§ **Task goal**
Whenever a line in the records below contains "Markgrafen", pick it out.
_ _ _
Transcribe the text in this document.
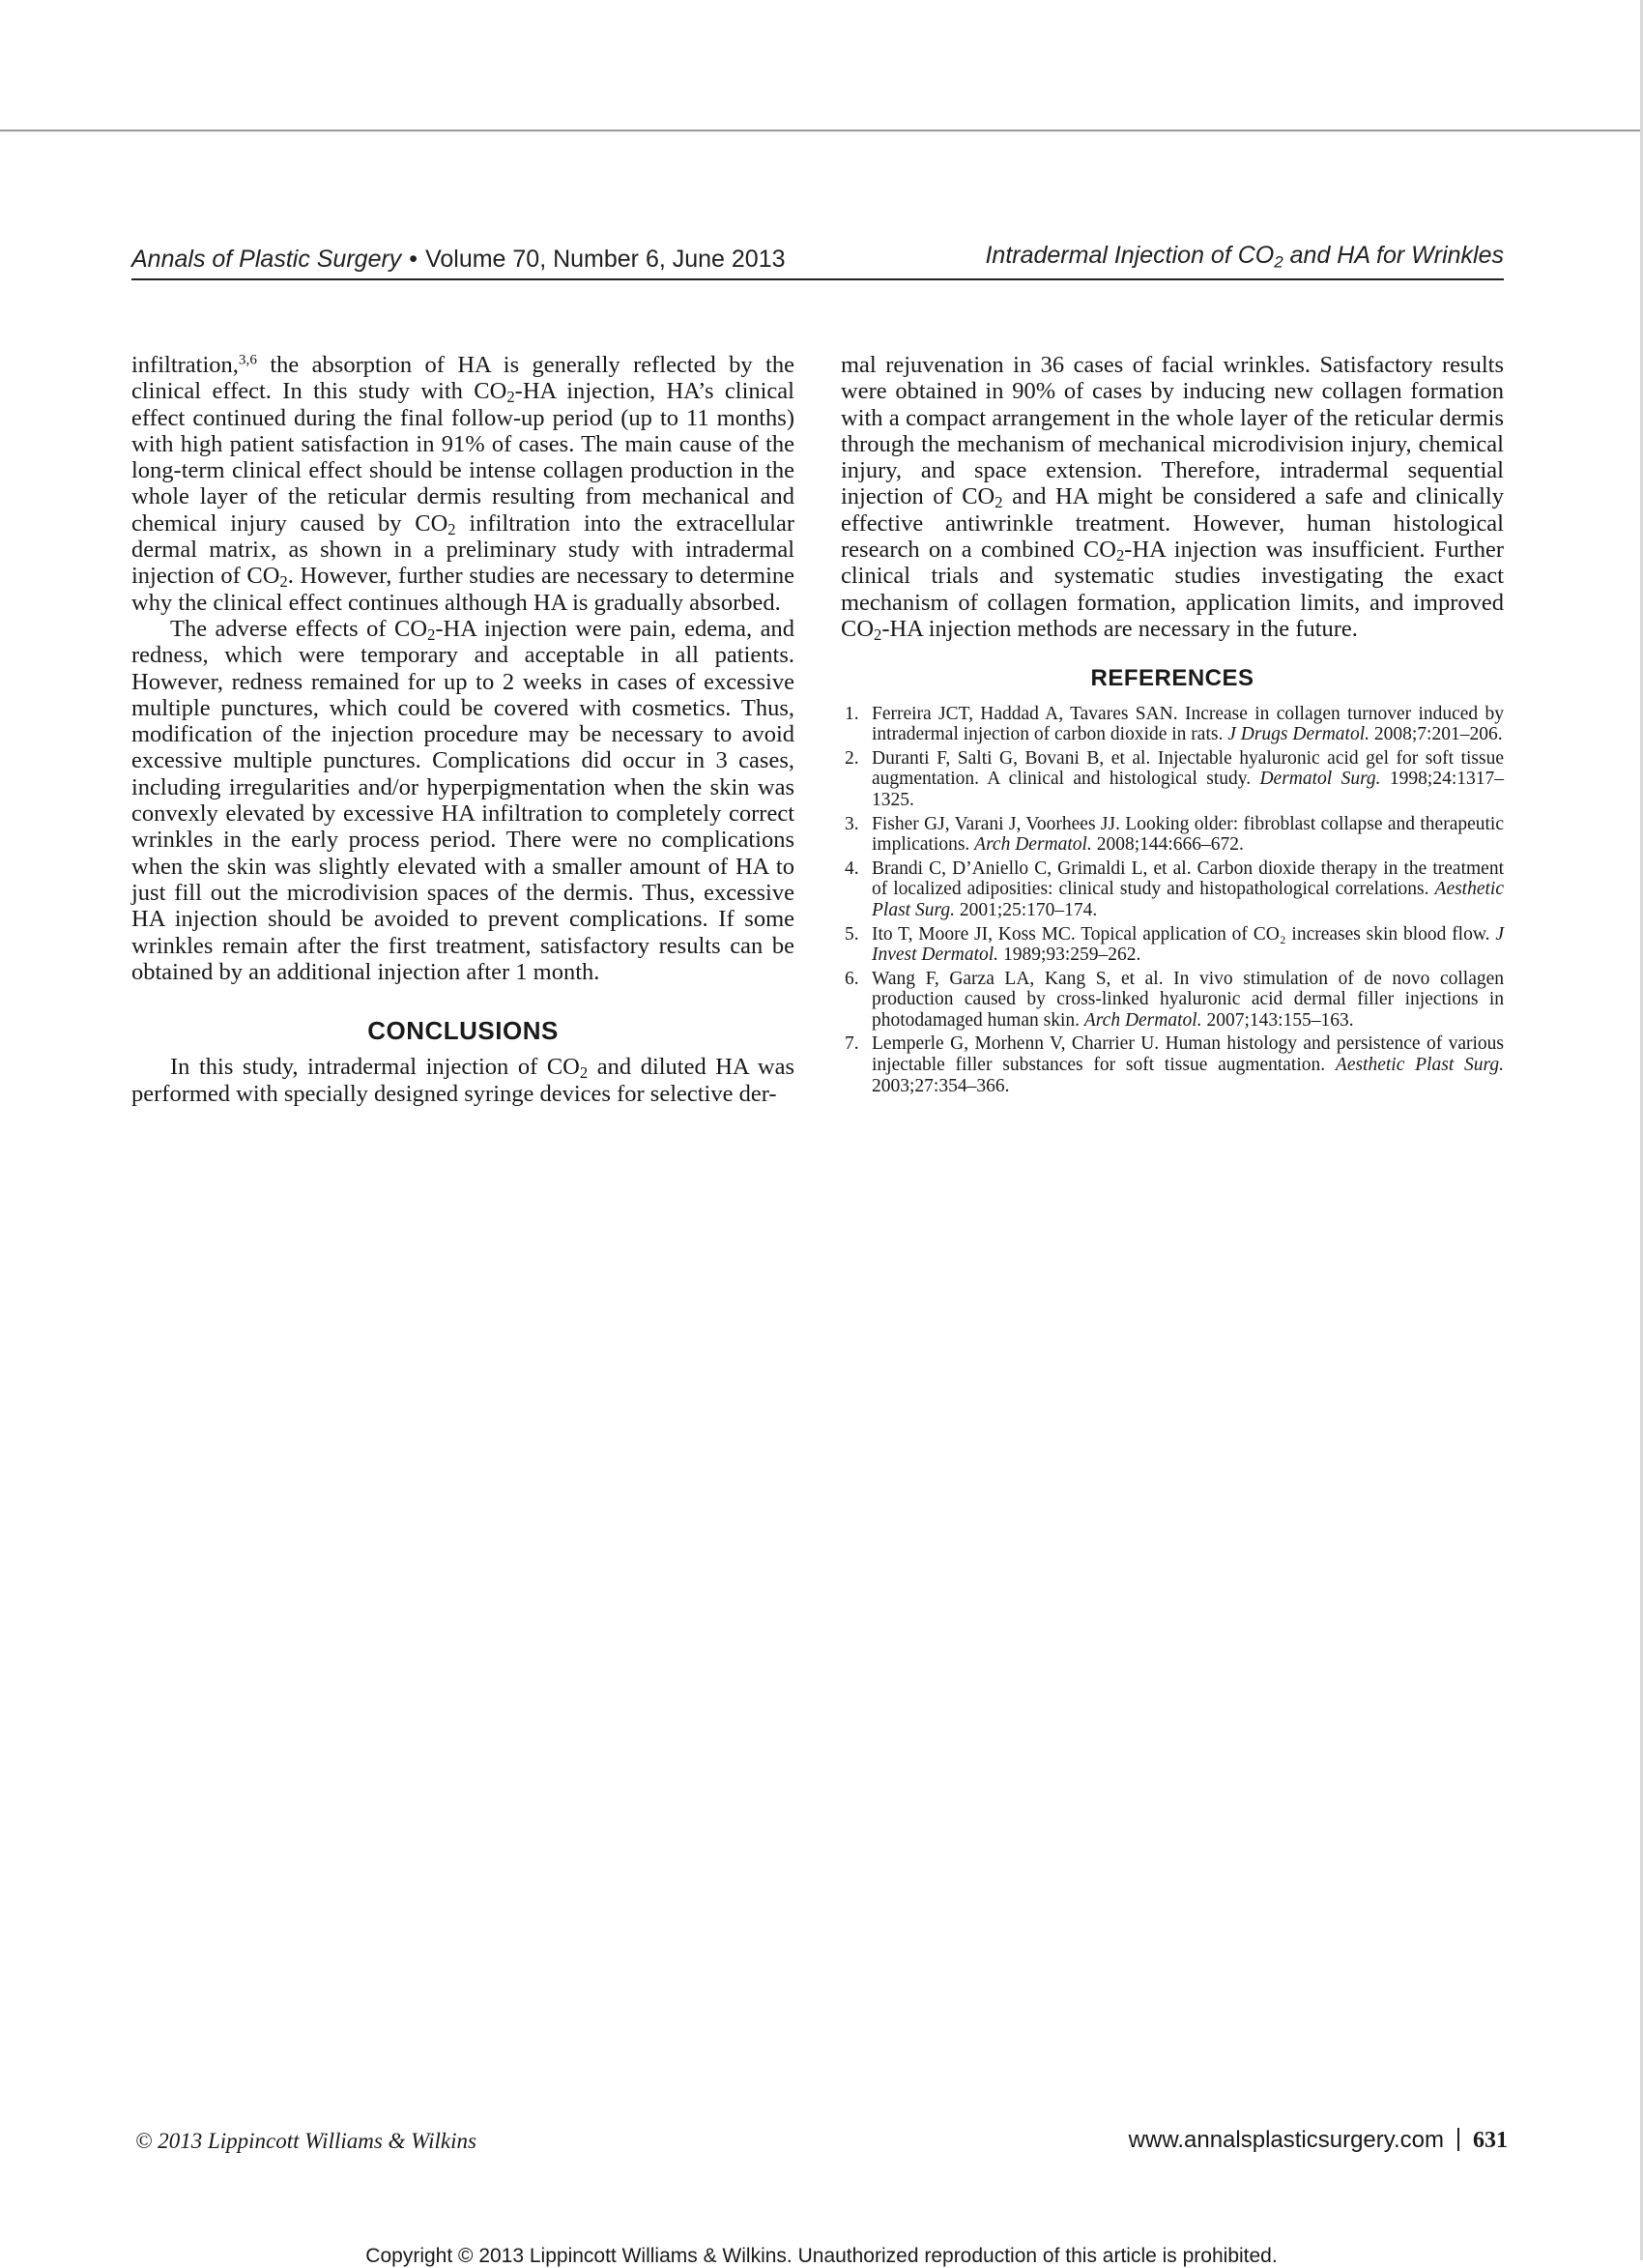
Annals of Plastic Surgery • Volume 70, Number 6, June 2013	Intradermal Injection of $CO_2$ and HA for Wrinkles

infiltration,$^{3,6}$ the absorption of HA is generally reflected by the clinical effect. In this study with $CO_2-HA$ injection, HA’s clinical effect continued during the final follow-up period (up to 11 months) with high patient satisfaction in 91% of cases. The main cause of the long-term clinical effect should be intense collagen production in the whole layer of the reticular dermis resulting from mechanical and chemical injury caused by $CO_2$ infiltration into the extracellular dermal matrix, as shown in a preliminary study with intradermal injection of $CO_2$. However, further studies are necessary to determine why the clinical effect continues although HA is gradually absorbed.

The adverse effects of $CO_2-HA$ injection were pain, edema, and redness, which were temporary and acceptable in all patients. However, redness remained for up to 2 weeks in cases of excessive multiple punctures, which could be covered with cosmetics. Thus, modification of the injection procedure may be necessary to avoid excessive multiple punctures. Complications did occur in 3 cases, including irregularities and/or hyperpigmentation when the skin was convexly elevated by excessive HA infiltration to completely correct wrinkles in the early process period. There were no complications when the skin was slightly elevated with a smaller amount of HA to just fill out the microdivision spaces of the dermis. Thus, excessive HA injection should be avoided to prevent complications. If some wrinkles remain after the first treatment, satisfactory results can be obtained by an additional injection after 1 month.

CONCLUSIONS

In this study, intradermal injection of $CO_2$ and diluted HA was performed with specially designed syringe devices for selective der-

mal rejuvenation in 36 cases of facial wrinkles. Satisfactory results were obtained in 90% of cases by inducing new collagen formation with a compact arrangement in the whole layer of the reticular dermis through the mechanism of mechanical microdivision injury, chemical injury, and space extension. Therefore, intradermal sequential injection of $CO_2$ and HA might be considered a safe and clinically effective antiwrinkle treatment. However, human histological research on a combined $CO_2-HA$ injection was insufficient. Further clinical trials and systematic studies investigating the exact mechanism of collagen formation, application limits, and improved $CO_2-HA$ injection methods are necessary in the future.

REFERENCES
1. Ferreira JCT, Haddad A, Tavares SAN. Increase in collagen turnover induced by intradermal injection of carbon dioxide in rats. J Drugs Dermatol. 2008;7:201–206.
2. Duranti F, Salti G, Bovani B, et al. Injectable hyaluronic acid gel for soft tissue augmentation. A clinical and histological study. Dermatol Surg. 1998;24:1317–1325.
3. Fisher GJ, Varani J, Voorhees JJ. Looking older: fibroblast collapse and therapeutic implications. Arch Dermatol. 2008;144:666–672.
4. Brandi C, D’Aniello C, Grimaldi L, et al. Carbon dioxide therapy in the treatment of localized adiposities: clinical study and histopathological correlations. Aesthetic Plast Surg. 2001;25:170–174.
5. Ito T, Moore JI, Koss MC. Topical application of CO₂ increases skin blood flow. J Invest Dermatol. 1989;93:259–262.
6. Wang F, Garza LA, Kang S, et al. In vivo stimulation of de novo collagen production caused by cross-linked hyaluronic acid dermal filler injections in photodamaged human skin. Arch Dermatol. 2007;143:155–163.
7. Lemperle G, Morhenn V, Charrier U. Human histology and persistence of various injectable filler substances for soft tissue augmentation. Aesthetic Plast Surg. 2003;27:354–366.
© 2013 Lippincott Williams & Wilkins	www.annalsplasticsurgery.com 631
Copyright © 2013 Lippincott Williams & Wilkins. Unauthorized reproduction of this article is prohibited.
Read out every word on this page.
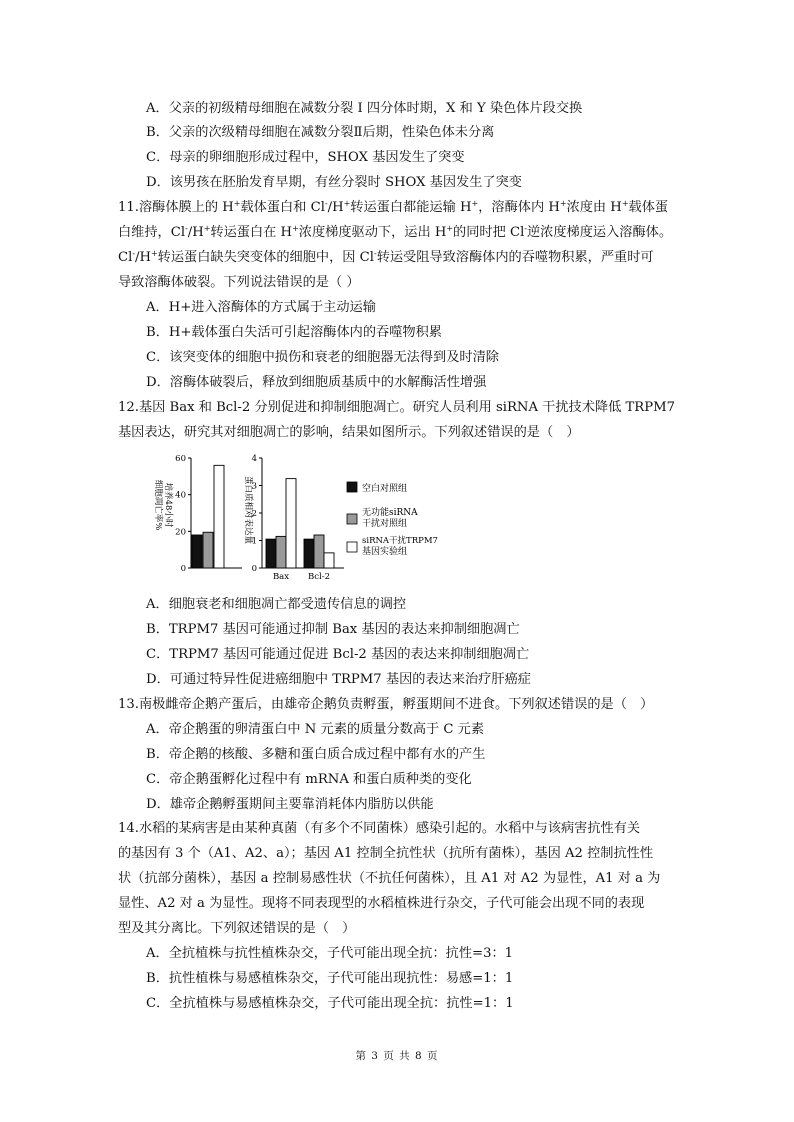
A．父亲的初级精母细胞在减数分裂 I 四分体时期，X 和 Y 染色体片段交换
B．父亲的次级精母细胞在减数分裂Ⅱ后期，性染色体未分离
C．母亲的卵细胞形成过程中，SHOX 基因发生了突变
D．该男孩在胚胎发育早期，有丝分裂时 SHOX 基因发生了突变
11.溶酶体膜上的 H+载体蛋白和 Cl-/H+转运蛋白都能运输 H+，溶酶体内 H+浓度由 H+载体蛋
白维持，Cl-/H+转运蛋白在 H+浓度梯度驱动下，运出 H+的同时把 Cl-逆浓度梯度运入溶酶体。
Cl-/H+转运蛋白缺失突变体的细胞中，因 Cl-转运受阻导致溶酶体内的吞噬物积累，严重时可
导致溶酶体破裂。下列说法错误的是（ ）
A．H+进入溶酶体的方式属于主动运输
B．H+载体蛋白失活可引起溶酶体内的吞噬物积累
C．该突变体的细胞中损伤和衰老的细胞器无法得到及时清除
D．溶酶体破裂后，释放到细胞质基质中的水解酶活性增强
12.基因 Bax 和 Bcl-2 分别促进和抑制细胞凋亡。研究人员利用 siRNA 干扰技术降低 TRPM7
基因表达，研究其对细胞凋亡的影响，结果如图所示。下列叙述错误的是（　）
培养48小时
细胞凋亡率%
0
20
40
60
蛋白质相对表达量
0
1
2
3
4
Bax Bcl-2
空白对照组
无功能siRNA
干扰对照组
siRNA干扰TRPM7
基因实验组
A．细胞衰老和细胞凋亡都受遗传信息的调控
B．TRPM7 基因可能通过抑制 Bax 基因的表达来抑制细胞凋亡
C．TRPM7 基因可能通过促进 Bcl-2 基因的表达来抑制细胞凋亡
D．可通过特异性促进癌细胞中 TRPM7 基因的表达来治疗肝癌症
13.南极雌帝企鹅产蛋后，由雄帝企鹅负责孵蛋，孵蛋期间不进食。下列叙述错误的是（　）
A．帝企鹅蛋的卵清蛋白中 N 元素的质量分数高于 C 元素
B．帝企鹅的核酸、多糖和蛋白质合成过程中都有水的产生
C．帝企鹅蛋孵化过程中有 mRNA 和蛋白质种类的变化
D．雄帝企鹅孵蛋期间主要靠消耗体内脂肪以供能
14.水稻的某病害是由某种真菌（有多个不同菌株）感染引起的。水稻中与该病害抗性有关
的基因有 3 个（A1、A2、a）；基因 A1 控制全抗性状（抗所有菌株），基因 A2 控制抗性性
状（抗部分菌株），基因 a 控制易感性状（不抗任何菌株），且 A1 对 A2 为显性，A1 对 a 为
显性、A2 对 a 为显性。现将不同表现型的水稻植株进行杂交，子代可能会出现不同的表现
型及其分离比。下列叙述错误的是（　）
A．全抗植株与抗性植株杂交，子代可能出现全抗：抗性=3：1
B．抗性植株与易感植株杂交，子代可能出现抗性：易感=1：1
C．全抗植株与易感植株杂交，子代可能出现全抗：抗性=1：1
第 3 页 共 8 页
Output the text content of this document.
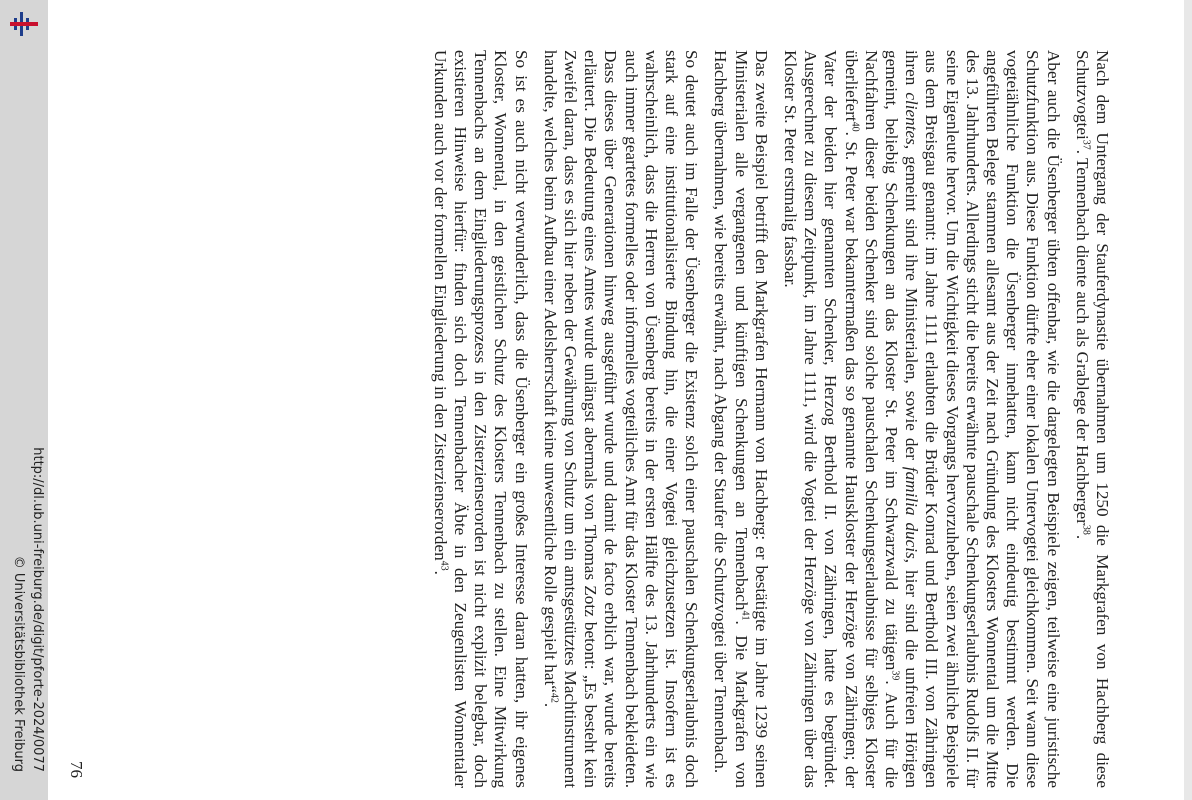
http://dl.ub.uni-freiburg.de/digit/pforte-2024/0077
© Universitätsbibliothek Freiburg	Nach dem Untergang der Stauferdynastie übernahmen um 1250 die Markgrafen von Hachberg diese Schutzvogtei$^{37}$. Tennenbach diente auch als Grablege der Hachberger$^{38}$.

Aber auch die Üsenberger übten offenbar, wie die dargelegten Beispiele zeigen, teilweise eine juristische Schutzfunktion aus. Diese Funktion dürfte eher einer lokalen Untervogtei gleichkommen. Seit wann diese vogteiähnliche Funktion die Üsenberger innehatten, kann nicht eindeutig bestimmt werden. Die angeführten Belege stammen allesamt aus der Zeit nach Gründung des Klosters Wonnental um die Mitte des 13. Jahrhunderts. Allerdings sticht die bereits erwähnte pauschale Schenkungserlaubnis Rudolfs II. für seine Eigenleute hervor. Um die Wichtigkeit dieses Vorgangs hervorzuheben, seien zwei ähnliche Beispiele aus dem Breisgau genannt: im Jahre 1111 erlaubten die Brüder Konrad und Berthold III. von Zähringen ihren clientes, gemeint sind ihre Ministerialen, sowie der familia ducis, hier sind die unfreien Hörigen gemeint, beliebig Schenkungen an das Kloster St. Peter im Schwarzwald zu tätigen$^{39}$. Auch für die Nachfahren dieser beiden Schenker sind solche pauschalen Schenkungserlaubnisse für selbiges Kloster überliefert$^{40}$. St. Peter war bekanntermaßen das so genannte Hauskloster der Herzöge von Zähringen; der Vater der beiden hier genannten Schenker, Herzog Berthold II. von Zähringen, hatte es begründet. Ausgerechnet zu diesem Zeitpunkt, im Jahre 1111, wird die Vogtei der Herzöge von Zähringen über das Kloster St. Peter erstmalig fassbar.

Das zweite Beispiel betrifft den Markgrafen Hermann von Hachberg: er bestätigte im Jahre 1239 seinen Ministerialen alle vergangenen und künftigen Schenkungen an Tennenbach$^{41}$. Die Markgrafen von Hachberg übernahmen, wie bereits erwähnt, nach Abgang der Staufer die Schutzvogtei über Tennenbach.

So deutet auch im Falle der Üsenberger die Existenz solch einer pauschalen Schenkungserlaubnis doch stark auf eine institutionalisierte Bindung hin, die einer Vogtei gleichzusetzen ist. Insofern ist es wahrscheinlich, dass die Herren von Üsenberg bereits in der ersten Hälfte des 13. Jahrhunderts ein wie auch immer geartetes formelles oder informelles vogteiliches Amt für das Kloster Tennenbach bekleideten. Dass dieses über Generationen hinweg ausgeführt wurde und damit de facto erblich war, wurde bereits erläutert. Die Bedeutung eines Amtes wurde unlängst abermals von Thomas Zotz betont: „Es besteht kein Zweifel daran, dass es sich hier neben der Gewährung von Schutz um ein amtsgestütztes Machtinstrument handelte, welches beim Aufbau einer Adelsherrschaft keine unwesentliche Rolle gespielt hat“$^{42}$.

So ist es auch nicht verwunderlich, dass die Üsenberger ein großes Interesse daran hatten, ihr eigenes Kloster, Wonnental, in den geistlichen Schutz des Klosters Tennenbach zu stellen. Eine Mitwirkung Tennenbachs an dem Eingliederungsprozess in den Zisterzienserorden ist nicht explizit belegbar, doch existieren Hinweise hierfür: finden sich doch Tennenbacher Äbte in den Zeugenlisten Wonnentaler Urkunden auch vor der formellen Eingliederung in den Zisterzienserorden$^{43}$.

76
_ _ _
§ **Worked solution**
© Universitätsbibliothek Freiburg	Nach dem Untergang der Stauferdynastie übernahmen um 1250 die Markgrafen von Hachberg diese Schutzvogtei$^{37}$. Tennenbach diente auch als Grablege der Hachberger$^{38}$.
Das zweite Beispiel betrifft den Markgrafen Hermann von Hachberg: er bestätigte im Jahre 1239 seinen Ministerialen alle vergangenen und künftigen Schenkungen an Tennenbach$^{41}$. Die Markgrafen von Hachberg übernahmen, wie bereits erwähnt, nach Abgang der Staufer die Schutzvogtei über Tennenbach.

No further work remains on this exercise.